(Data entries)
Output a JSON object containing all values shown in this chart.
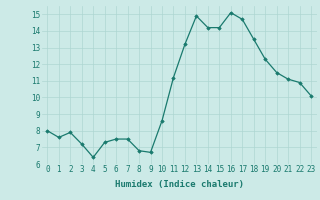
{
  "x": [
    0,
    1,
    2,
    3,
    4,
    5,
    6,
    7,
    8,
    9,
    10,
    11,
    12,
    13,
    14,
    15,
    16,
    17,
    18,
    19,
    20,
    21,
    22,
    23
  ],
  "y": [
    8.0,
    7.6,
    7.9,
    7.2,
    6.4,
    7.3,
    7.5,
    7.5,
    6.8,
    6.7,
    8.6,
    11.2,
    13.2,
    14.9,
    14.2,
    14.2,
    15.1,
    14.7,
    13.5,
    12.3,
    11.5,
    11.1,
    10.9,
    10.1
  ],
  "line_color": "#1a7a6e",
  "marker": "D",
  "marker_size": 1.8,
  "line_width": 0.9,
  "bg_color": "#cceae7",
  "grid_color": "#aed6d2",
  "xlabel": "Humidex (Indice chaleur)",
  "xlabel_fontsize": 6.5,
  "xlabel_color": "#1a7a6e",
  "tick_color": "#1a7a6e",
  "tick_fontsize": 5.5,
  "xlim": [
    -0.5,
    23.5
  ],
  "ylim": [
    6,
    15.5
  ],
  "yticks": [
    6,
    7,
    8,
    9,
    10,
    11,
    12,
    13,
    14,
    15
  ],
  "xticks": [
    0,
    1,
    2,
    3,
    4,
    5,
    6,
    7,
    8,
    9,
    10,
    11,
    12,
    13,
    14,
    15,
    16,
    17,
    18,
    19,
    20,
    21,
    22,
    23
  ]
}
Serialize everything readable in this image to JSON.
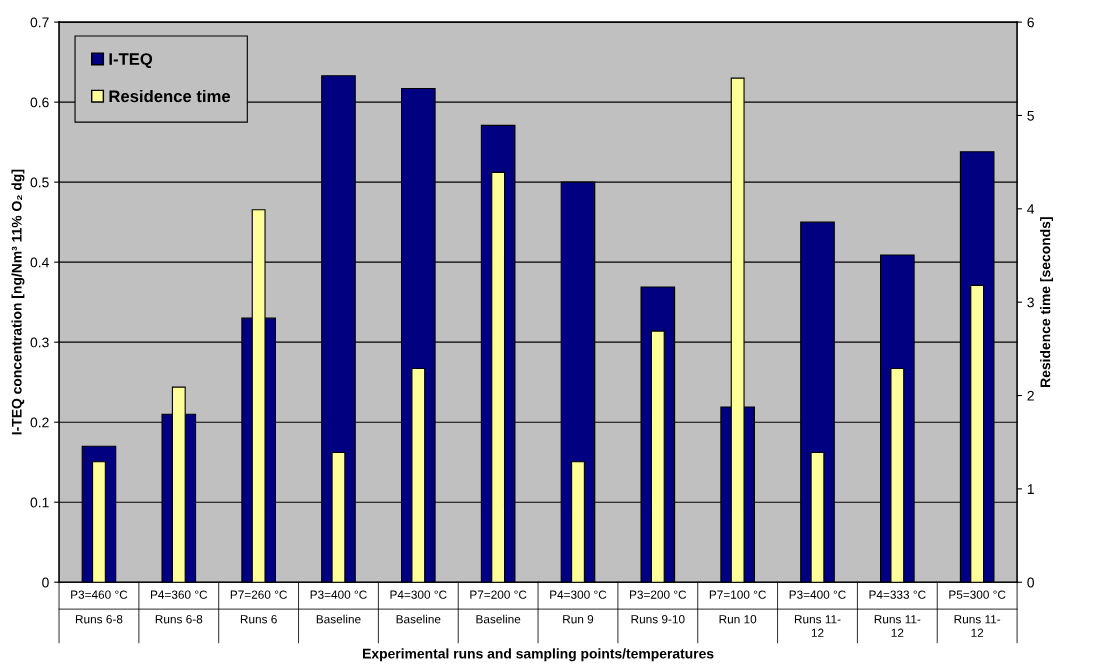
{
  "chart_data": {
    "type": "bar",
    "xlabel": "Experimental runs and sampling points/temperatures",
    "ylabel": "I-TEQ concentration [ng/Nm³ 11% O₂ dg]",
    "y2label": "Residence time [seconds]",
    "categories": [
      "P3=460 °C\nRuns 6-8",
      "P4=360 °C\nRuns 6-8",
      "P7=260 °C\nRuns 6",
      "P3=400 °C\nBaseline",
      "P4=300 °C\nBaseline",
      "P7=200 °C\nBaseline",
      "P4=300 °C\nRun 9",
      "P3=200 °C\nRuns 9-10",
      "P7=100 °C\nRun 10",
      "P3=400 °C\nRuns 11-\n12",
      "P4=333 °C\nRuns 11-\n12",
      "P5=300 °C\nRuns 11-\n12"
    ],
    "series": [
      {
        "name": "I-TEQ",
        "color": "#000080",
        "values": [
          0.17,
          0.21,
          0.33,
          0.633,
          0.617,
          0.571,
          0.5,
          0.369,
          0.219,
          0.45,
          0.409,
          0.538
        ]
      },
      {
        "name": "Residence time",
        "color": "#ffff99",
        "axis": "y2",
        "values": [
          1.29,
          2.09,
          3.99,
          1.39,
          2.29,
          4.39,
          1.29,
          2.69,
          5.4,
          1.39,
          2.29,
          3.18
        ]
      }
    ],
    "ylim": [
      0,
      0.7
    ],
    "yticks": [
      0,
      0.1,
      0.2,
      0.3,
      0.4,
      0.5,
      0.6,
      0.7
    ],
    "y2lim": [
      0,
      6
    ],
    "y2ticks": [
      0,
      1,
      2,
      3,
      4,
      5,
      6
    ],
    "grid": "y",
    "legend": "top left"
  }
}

--

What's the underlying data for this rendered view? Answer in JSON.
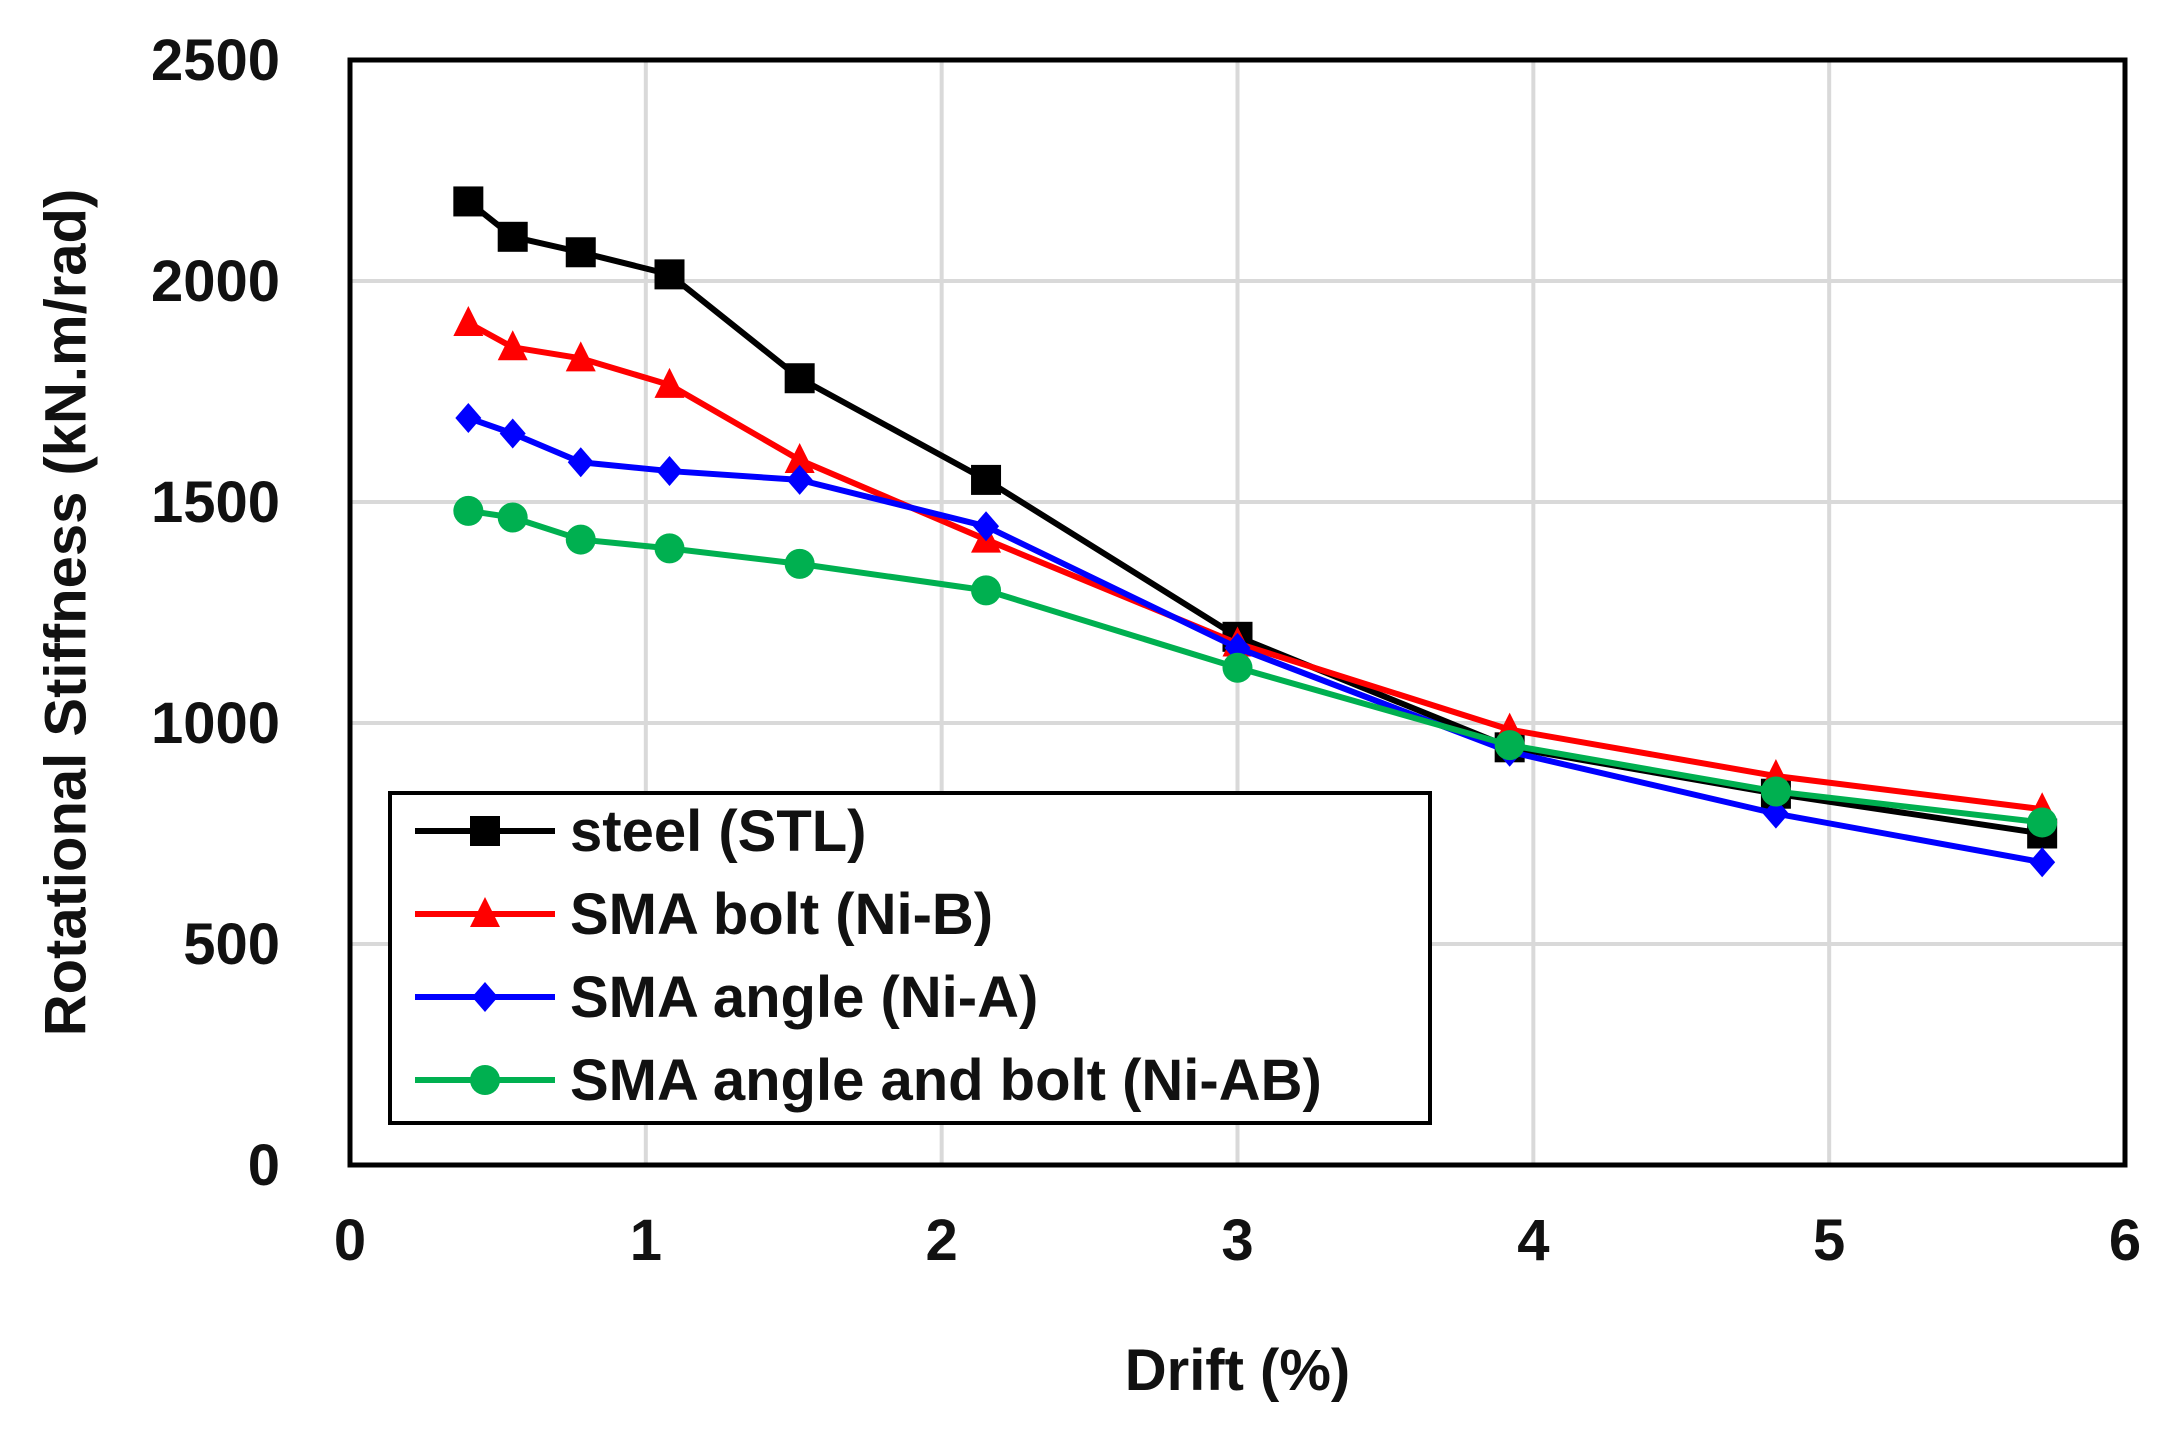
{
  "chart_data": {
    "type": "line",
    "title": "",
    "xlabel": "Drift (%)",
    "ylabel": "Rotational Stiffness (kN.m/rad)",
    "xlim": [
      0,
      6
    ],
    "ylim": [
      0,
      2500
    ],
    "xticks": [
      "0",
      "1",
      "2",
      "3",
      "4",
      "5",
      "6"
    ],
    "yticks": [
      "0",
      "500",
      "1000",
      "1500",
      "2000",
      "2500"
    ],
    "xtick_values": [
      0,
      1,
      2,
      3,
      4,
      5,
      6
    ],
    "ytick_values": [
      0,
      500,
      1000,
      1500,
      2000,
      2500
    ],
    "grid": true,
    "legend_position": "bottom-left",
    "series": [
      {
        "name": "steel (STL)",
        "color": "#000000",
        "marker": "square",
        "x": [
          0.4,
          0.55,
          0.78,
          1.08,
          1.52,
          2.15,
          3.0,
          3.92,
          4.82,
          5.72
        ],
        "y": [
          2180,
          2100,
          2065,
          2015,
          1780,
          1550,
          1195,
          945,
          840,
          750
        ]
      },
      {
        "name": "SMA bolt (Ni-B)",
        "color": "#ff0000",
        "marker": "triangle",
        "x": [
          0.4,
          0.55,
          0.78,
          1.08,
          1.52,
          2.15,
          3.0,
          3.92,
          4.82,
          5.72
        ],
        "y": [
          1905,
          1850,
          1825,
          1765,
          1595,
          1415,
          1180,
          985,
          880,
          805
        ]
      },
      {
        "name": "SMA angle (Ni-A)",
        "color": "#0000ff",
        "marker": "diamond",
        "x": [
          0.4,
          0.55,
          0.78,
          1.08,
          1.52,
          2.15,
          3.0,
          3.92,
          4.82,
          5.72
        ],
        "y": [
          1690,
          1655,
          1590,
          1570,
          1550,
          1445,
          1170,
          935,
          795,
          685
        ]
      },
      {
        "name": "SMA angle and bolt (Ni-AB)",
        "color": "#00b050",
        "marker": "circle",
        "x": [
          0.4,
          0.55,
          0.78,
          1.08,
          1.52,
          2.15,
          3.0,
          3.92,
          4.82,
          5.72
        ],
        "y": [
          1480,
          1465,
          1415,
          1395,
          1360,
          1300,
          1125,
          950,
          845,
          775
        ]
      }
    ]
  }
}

* **Exercise directions**
Find the lines that include the string "name", then copy each of them.

* **Final result**
        "name": "I-TEQ",
        "name": "Residence time",
        "name": "steel (STL)",
        "name": "SMA bolt (Ni-B)",
        "name": "SMA angle (Ni-A)",
        "name": "SMA angle and bolt (Ni-AB)",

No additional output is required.